[Stored items]

━━━━━━━━

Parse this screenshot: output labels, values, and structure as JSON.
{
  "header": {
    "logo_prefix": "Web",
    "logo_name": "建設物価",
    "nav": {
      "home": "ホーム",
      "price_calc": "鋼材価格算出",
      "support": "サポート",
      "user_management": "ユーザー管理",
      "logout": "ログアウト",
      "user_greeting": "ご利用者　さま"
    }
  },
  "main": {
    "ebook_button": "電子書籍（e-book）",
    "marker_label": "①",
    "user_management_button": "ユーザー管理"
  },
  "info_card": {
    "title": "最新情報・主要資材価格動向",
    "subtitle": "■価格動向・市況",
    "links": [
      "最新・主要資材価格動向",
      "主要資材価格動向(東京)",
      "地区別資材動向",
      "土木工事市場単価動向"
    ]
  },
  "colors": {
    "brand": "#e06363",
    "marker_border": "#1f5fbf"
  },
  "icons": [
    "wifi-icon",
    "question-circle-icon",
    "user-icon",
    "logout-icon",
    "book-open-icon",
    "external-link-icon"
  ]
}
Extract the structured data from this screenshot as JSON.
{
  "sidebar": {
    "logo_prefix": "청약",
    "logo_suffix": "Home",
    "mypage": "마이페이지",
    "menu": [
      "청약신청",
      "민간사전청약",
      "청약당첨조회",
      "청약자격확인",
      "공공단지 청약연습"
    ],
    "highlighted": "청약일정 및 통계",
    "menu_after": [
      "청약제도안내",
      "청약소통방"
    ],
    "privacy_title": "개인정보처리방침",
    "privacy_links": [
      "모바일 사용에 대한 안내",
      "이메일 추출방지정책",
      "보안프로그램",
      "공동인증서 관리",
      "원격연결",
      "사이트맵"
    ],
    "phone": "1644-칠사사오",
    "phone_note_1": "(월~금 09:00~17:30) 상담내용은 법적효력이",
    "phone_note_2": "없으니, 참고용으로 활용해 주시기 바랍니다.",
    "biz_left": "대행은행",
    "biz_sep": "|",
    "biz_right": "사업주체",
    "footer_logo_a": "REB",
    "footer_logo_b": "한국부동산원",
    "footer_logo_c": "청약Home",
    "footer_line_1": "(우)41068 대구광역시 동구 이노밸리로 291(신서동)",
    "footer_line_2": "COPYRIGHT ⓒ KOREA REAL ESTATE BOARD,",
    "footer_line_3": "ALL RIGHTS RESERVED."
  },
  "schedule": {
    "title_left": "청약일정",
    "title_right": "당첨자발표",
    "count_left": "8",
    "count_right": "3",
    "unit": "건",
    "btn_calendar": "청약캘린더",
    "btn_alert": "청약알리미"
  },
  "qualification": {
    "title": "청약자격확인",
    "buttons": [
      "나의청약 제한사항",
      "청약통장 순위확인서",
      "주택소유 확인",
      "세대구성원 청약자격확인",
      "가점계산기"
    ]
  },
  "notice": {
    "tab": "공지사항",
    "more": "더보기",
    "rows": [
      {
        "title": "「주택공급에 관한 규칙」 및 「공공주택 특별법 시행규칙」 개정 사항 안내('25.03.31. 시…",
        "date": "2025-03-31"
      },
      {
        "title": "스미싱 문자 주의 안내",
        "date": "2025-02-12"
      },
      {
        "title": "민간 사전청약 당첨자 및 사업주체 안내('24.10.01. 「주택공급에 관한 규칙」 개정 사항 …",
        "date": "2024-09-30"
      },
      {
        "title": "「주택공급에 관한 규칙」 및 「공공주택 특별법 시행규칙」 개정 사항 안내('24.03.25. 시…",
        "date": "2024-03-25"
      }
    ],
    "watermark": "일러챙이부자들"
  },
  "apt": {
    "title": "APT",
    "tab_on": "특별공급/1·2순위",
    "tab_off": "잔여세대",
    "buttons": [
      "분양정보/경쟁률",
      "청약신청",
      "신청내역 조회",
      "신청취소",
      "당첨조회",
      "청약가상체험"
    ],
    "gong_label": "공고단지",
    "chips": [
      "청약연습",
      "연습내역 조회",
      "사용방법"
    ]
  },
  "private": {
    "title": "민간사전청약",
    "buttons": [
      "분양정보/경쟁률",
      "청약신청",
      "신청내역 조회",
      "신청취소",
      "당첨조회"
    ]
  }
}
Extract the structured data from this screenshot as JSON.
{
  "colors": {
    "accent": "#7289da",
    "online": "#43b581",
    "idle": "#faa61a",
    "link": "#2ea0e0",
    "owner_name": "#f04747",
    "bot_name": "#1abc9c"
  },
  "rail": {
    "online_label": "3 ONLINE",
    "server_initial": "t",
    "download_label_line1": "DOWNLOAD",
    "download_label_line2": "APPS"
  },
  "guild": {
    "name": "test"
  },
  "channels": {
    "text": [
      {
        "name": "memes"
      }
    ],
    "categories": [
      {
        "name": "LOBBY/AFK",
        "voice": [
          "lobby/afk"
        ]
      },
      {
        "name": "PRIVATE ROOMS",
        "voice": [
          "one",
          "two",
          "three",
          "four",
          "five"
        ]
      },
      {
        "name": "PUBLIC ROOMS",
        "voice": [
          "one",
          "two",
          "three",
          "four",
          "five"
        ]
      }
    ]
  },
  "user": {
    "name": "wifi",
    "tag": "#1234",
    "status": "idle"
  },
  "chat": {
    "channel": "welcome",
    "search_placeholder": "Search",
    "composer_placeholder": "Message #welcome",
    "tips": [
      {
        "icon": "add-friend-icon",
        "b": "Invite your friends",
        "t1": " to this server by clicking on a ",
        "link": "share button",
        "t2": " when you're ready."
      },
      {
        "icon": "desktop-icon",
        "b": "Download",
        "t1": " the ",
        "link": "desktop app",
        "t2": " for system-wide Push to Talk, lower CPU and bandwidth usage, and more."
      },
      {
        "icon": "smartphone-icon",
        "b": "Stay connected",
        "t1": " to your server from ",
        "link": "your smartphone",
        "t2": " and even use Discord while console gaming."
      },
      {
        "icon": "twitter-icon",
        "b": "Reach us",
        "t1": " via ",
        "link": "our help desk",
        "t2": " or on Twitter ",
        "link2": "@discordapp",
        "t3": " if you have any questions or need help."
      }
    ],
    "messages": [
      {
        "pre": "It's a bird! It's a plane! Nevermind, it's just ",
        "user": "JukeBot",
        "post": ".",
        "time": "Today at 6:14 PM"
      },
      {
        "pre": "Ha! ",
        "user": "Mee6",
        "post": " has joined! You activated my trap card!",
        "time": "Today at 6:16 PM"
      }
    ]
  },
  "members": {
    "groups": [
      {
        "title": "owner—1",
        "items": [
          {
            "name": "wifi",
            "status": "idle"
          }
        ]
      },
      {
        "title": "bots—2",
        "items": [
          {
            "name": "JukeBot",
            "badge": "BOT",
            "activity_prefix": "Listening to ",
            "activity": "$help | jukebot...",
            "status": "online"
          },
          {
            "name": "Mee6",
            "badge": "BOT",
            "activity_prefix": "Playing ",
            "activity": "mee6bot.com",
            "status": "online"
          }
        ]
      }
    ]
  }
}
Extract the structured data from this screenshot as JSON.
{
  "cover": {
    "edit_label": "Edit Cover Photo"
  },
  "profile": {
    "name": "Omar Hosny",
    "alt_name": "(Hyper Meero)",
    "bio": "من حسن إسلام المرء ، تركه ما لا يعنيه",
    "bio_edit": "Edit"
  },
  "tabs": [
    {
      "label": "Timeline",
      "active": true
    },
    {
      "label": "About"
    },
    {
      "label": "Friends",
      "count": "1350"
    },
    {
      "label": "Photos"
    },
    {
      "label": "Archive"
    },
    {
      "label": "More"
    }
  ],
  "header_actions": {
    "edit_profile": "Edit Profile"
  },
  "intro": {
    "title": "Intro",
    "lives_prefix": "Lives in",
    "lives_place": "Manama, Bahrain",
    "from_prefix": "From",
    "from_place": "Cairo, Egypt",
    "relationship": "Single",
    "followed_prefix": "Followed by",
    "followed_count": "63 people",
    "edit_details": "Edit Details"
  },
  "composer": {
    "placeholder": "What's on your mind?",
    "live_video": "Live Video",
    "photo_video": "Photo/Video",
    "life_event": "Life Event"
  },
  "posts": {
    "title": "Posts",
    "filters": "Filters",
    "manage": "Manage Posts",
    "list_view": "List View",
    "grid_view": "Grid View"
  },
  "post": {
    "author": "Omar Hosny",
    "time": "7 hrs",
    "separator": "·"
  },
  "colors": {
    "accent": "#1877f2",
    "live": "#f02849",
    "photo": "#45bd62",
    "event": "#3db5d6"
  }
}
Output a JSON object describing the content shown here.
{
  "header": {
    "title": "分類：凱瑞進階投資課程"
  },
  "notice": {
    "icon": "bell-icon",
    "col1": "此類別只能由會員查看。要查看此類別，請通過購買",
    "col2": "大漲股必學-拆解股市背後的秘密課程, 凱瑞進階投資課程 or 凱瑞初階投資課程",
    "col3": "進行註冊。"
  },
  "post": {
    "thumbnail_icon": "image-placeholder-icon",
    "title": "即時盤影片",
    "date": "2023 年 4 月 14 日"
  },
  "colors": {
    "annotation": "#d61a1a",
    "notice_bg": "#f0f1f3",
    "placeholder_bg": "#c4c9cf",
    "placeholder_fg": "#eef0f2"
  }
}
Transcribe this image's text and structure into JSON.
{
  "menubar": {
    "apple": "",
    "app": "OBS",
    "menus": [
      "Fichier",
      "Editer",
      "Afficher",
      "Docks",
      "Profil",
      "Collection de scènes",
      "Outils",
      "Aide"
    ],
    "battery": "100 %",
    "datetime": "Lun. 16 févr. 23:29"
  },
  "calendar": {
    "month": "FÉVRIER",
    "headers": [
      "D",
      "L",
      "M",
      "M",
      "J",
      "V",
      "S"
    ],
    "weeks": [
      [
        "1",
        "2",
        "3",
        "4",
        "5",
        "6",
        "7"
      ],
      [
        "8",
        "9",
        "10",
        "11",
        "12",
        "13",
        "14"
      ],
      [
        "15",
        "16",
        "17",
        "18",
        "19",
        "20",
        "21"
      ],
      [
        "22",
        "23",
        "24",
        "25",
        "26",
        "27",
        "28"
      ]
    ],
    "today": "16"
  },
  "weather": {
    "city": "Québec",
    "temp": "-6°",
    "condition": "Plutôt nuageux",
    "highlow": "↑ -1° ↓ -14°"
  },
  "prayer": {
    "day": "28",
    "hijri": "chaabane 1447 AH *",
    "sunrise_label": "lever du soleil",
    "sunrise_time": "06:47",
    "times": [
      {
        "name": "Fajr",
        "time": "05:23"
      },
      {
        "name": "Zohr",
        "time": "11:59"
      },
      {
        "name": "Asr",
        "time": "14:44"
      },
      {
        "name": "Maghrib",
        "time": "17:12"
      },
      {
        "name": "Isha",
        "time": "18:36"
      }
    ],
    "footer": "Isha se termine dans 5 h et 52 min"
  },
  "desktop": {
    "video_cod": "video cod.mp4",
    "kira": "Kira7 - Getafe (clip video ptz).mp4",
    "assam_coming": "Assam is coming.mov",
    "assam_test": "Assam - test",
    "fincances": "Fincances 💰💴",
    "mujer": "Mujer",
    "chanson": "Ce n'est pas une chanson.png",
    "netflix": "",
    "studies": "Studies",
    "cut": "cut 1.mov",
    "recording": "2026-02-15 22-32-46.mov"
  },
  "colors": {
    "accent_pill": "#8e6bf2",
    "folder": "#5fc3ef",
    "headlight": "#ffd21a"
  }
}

━━━━━━━━

### Your instructions
Show all lines in the entries above where the string "사업주체" appears.

### The reply
    "biz_right": "사업주체",
        "title": "민간 사전청약 당첨자 및 사업주체 안내('24.10.01. 「주택공급에 관한 규칙」 개정 사항 …",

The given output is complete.